▸ **Given exercise**: Give a verbatim copy of the lines below, minus the pictures.

Data entries
· · · ·

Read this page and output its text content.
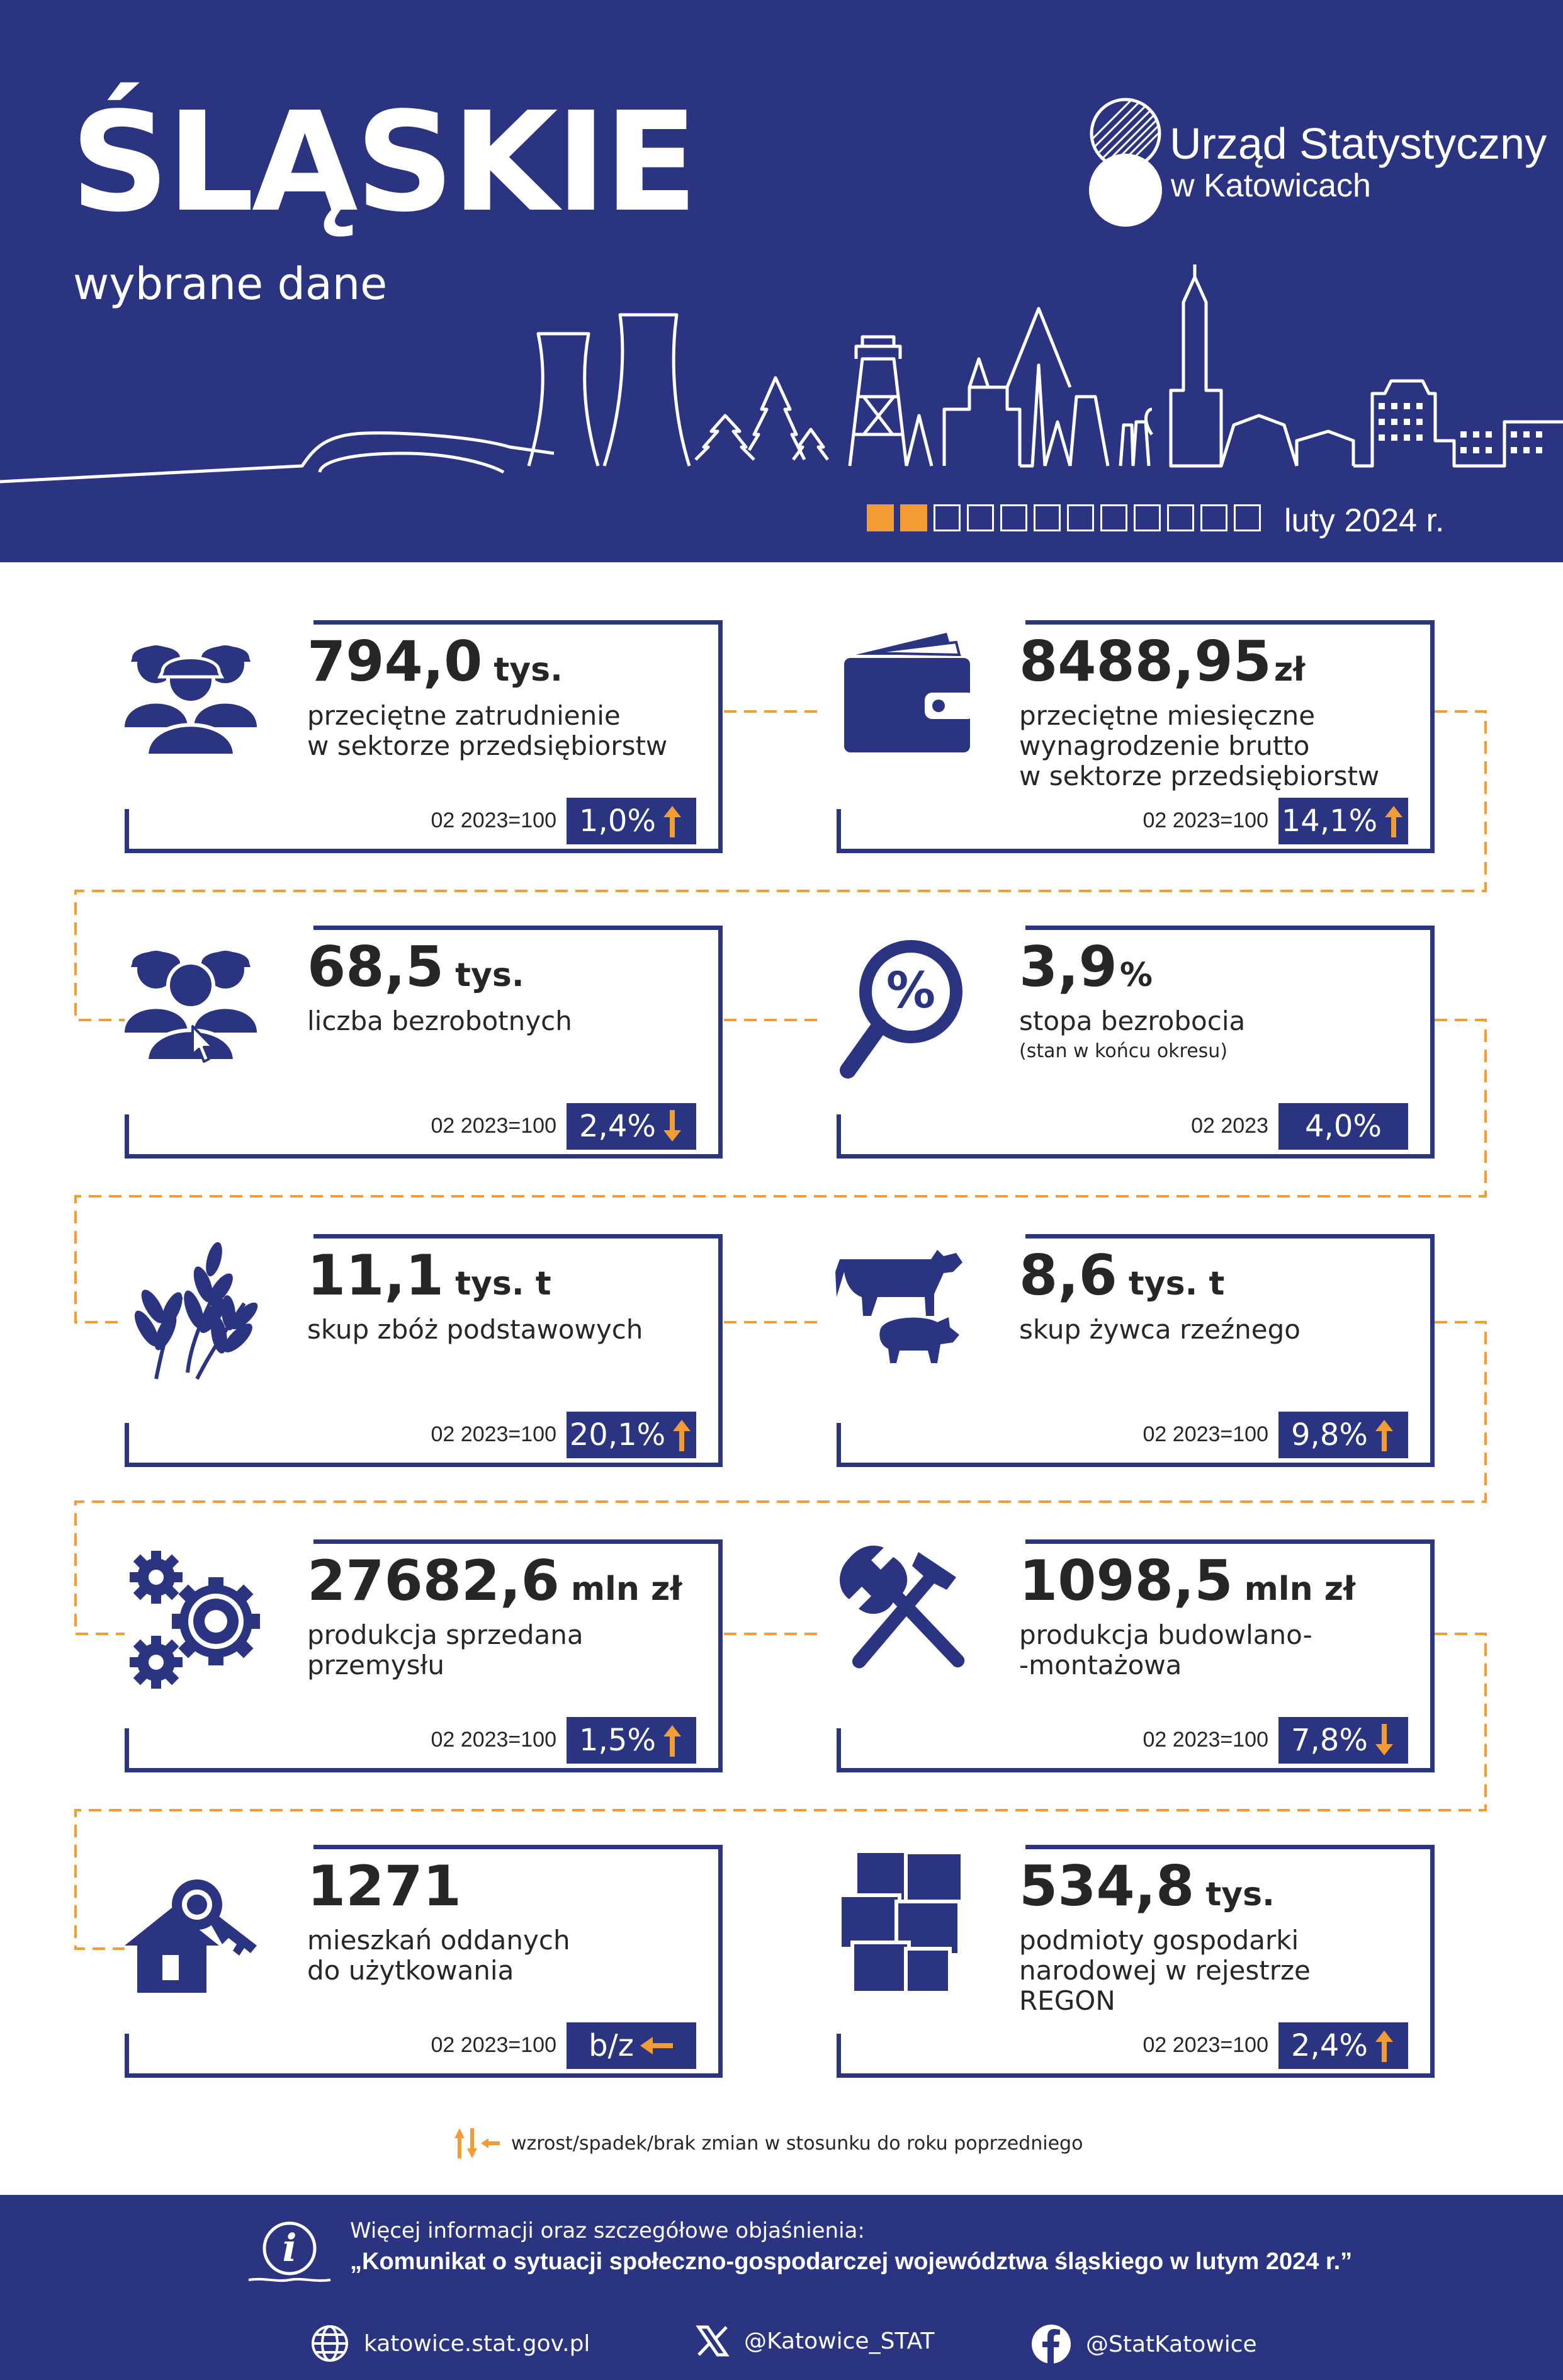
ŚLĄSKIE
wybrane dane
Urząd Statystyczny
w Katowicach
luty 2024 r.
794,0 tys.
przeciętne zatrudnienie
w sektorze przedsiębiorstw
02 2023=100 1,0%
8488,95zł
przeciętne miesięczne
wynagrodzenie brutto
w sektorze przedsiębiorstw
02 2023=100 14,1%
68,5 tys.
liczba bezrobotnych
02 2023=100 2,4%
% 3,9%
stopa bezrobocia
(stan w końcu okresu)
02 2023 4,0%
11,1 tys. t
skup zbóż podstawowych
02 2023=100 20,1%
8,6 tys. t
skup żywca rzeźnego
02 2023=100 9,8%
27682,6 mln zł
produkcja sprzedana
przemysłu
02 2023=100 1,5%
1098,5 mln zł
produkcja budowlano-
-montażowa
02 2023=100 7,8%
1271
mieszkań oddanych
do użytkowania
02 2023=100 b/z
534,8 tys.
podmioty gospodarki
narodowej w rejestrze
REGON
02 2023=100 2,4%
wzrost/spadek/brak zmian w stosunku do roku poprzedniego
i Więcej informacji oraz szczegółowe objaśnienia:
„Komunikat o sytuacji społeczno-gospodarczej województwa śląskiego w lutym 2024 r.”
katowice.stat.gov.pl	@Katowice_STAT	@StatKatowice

· · · ·

▸ **Task result**:
Read this page and output its text content.
ŚLĄSKIE
wybrane dane
Urząd Statystyczny
w Katowicach
luty 2024 r.
794,0 tys.
przeciętne zatrudnienie
w sektorze przedsiębiorstw
02 2023=100 1,0%
8488,95zł
przeciętne miesięczne
wynagrodzenie brutto
w sektorze przedsiębiorstw
02 2023=100 14,1%
68,5 tys.
liczba bezrobotnych
02 2023=100 2,4%
% 3,9%
stopa bezrobocia
(stan w końcu okresu)
02 2023 4,0%
11,1 tys. t
skup zbóż podstawowych
02 2023=100 20,1%
8,6 tys. t
skup żywca rzeźnego
02 2023=100 9,8%
27682,6 mln zł
produkcja sprzedana
przemysłu
02 2023=100 1,5%
1098,5 mln zł
produkcja budowlano-
-montażowa
02 2023=100 7,8%
1271
mieszkań oddanych
do użytkowania
02 2023=100 b/z
534,8 tys.
podmioty gospodarki
narodowej w rejestrze
REGON
02 2023=100 2,4%
wzrost/spadek/brak zmian w stosunku do roku poprzedniego
i Więcej informacji oraz szczegółowe objaśnienia:
„Komunikat o sytuacji społeczno-gospodarczej województwa śląskiego w lutym 2024 r.”
katowice.stat.gov.pl	@Katowice_STAT	@StatKatowice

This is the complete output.